» Task description
Copy out every line exactly as given.

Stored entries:
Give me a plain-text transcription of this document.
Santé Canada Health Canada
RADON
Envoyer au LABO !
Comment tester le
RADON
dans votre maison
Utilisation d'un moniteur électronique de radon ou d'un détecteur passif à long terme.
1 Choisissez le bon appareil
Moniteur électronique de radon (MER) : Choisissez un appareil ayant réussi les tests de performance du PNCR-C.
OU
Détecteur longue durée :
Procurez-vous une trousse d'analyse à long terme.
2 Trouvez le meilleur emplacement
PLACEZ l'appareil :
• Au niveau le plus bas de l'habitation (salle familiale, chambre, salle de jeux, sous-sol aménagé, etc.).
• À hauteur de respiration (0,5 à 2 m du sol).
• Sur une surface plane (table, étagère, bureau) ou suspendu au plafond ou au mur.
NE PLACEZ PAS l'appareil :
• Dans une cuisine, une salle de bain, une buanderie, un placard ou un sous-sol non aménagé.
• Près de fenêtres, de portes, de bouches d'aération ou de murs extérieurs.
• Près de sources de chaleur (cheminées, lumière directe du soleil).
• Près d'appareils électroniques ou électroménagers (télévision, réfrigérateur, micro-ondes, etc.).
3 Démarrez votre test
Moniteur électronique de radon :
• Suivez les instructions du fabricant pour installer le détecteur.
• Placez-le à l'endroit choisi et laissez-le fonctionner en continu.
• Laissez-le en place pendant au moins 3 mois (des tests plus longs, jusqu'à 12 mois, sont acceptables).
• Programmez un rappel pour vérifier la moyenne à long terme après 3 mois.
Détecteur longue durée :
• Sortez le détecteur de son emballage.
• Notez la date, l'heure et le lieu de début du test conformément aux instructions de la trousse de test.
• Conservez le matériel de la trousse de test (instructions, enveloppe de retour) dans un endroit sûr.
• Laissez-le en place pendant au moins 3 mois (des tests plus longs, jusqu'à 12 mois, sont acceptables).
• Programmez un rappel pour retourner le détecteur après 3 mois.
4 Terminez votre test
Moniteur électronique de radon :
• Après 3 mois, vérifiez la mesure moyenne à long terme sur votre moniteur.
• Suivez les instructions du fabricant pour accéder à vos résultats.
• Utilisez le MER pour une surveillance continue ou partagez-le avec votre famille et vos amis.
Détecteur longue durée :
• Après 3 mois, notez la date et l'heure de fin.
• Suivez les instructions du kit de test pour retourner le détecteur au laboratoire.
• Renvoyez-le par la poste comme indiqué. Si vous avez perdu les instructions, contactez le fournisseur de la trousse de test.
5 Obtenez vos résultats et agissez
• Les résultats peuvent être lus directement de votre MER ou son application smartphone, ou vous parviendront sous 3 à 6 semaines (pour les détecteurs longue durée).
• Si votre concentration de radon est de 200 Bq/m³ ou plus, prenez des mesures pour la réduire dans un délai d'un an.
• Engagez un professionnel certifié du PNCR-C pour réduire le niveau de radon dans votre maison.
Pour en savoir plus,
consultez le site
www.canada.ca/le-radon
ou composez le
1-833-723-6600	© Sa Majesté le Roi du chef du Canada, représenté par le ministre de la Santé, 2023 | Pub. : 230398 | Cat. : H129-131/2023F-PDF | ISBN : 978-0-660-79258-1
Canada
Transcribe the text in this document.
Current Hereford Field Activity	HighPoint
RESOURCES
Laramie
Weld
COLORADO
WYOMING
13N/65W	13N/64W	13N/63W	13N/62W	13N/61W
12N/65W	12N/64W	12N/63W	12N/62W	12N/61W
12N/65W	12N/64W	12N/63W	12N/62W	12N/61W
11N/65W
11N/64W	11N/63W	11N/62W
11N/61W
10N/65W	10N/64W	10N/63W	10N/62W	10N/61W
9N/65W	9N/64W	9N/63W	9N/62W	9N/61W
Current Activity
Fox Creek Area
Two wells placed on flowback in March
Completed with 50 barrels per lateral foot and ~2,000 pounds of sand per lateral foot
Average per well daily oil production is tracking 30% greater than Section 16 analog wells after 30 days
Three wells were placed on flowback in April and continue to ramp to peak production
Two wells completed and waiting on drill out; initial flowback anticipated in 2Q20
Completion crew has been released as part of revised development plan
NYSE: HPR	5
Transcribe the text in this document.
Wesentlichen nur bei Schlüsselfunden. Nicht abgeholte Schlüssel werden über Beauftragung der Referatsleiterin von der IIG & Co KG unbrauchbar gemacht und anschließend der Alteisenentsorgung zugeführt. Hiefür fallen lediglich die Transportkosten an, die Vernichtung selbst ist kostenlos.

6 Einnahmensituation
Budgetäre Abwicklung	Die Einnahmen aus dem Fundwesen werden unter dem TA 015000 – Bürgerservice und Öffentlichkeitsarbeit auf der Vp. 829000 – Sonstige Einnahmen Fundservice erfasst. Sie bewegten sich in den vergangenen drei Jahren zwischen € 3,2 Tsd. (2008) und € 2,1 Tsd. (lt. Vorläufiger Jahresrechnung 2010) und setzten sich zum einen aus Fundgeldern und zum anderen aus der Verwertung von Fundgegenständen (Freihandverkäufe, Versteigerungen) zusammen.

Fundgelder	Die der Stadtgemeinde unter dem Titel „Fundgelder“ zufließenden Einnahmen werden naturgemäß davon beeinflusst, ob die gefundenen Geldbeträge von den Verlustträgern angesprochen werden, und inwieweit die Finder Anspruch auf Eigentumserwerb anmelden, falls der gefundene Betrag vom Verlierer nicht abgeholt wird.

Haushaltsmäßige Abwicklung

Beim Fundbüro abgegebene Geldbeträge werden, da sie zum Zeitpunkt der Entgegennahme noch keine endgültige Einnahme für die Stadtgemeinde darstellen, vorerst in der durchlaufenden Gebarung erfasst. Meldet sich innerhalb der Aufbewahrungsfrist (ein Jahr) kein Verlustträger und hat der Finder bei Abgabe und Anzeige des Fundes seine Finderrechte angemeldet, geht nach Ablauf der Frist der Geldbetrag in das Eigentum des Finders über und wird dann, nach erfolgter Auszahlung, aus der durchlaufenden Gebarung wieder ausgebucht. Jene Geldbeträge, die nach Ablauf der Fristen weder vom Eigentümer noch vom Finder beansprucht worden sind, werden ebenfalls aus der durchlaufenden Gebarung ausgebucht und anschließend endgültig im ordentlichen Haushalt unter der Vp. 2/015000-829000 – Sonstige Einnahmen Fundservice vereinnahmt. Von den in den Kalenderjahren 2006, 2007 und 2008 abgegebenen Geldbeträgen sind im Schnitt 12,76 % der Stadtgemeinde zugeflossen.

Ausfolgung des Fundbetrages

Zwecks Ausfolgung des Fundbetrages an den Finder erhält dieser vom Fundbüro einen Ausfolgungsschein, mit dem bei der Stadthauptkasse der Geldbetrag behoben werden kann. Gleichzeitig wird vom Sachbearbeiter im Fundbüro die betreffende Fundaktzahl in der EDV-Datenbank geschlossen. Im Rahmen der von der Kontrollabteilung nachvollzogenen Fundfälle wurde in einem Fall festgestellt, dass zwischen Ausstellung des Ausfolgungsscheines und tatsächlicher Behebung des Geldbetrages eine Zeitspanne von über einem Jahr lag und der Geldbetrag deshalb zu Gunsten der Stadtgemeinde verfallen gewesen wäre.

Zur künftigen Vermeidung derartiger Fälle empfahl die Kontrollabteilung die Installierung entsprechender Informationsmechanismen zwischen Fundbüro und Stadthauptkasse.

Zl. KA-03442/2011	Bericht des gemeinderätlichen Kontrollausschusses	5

» Output of the task
Give me a plain-text transcription of this document.
Santé Canada Health Canada
RADON
Envoyer au LABO !
Comment tester le
RADON
dans votre maison
Utilisation d'un moniteur électronique de radon ou d'un détecteur passif à long terme.
1 Choisissez le bon appareil
Moniteur électronique de radon (MER) : Choisissez un appareil ayant réussi les tests de performance du PNCR-C.
OU
Détecteur longue durée :
Procurez-vous une trousse d'analyse à long terme.
2 Trouvez le meilleur emplacement
PLACEZ l'appareil :
• Au niveau le plus bas de l'habitation (salle familiale, chambre, salle de jeux, sous-sol aménagé, etc.).
• À hauteur de respiration (0,5 à 2 m du sol).
• Sur une surface plane (table, étagère, bureau) ou suspendu au plafond ou au mur.
NE PLACEZ PAS l'appareil :
• Dans une cuisine, une salle de bain, une buanderie, un placard ou un sous-sol non aménagé.
• Près de fenêtres, de portes, de bouches d'aération ou de murs extérieurs.
• Près de sources de chaleur (cheminées, lumière directe du soleil).
• Près d'appareils électroniques ou électroménagers (télévision, réfrigérateur, micro-ondes, etc.).
3 Démarrez votre test
Moniteur électronique de radon :
• Suivez les instructions du fabricant pour installer le détecteur.
• Placez-le à l'endroit choisi et laissez-le fonctionner en continu.
• Laissez-le en place pendant au moins 3 mois (des tests plus longs, jusqu'à 12 mois, sont acceptables).
• Programmez un rappel pour vérifier la moyenne à long terme après 3 mois.
Détecteur longue durée :
• Sortez le détecteur de son emballage.
• Notez la date, l'heure et le lieu de début du test conformément aux instructions de la trousse de test.
• Conservez le matériel de la trousse de test (instructions, enveloppe de retour) dans un endroit sûr.
• Laissez-le en place pendant au moins 3 mois (des tests plus longs, jusqu'à 12 mois, sont acceptables).
• Programmez un rappel pour retourner le détecteur après 3 mois.
4 Terminez votre test
Moniteur électronique de radon :
• Après 3 mois, vérifiez la mesure moyenne à long terme sur votre moniteur.
• Suivez les instructions du fabricant pour accéder à vos résultats.
• Utilisez le MER pour une surveillance continue ou partagez-le avec votre famille et vos amis.
Détecteur longue durée :
• Après 3 mois, notez la date et l'heure de fin.
• Suivez les instructions du kit de test pour retourner le détecteur au laboratoire.
• Renvoyez-le par la poste comme indiqué. Si vous avez perdu les instructions, contactez le fournisseur de la trousse de test.
5 Obtenez vos résultats et agissez
• Les résultats peuvent être lus directement de votre MER ou son application smartphone, ou vous parviendront sous 3 à 6 semaines (pour les détecteurs longue durée).
• Si votre concentration de radon est de 200 Bq/m³ ou plus, prenez des mesures pour la réduire dans un délai d'un an.
• Engagez un professionnel certifié du PNCR-C pour réduire le niveau de radon dans votre maison.
Pour en savoir plus,
consultez le site
www.canada.ca/le-radon
ou composez le
1-833-723-6600	© Sa Majesté le Roi du chef du Canada, représenté par le ministre de la Santé, 2023 | Pub. : 230398 | Cat. : H129-131/2023F-PDF | ISBN : 978-0-660-79258-1
Canada
Transcribe the text in this document.
Current Hereford Field Activity	HighPoint
RESOURCES
Laramie
Weld
COLORADO
WYOMING
13N/65W	13N/64W	13N/63W	13N/62W	13N/61W
12N/65W	12N/64W	12N/63W	12N/62W	12N/61W
12N/65W	12N/64W	12N/63W	12N/62W	12N/61W
11N/65W
11N/64W	11N/63W	11N/62W
11N/61W
10N/65W	10N/64W	10N/63W	10N/62W	10N/61W
9N/65W	9N/64W	9N/63W	9N/62W	9N/61W
Current Activity
Fox Creek Area
Two wells placed on flowback in March
Completed with 50 barrels per lateral foot and ~2,000 pounds of sand per lateral foot
Average per well daily oil production is tracking 30% greater than Section 16 analog wells after 30 days
Three wells were placed on flowback in April and continue to ramp to peak production
Two wells completed and waiting on drill out; initial flowback anticipated in 2Q20
Completion crew has been released as part of revised development plan
NYSE: HPR	5
Transcribe the text in this document.
Wesentlichen nur bei Schlüsselfunden. Nicht abgeholte Schlüssel werden über Beauftragung der Referatsleiterin von der IIG & Co KG unbrauchbar gemacht und anschließend der Alteisenentsorgung zugeführt. Hiefür fallen lediglich die Transportkosten an, die Vernichtung selbst ist kostenlos.

6 Einnahmensituation
Budgetäre Abwicklung	Die Einnahmen aus dem Fundwesen werden unter dem TA 015000 – Bürgerservice und Öffentlichkeitsarbeit auf der Vp. 829000 – Sonstige Einnahmen Fundservice erfasst. Sie bewegten sich in den vergangenen drei Jahren zwischen € 3,2 Tsd. (2008) und € 2,1 Tsd. (lt. Vorläufiger Jahresrechnung 2010) und setzten sich zum einen aus Fundgeldern und zum anderen aus der Verwertung von Fundgegenständen (Freihandverkäufe, Versteigerungen) zusammen.

Fundgelder	Die der Stadtgemeinde unter dem Titel „Fundgelder“ zufließenden Einnahmen werden naturgemäß davon beeinflusst, ob die gefundenen Geldbeträge von den Verlustträgern angesprochen werden, und inwieweit die Finder Anspruch auf Eigentumserwerb anmelden, falls der gefundene Betrag vom Verlierer nicht abgeholt wird.

Haushaltsmäßige Abwicklung

Beim Fundbüro abgegebene Geldbeträge werden, da sie zum Zeitpunkt der Entgegennahme noch keine endgültige Einnahme für die Stadtgemeinde darstellen, vorerst in der durchlaufenden Gebarung erfasst. Meldet sich innerhalb der Aufbewahrungsfrist (ein Jahr) kein Verlustträger und hat der Finder bei Abgabe und Anzeige des Fundes seine Finderrechte angemeldet, geht nach Ablauf der Frist der Geldbetrag in das Eigentum des Finders über und wird dann, nach erfolgter Auszahlung, aus der durchlaufenden Gebarung wieder ausgebucht. Jene Geldbeträge, die nach Ablauf der Fristen weder vom Eigentümer noch vom Finder beansprucht worden sind, werden ebenfalls aus der durchlaufenden Gebarung ausgebucht und anschließend endgültig im ordentlichen Haushalt unter der Vp. 2/015000-829000 – Sonstige Einnahmen Fundservice vereinnahmt. Von den in den Kalenderjahren 2006, 2007 und 2008 abgegebenen Geldbeträgen sind im Schnitt 12,76 % der Stadtgemeinde zugeflossen.

Ausfolgung des Fundbetrages

Zwecks Ausfolgung des Fundbetrages an den Finder erhält dieser vom Fundbüro einen Ausfolgungsschein, mit dem bei der Stadthauptkasse der Geldbetrag behoben werden kann. Gleichzeitig wird vom Sachbearbeiter im Fundbüro die betreffende Fundaktzahl in der EDV-Datenbank geschlossen. Im Rahmen der von der Kontrollabteilung nachvollzogenen Fundfälle wurde in einem Fall festgestellt, dass zwischen Ausstellung des Ausfolgungsscheines und tatsächlicher Behebung des Geldbetrages eine Zeitspanne von über einem Jahr lag und der Geldbetrag deshalb zu Gunsten der Stadtgemeinde verfallen gewesen wäre.

Zur künftigen Vermeidung derartiger Fälle empfahl die Kontrollabteilung die Installierung entsprechender Informationsmechanismen zwischen Fundbüro und Stadthauptkasse.

Zl. KA-03442/2011	Bericht des gemeinderätlichen Kontrollausschusses	5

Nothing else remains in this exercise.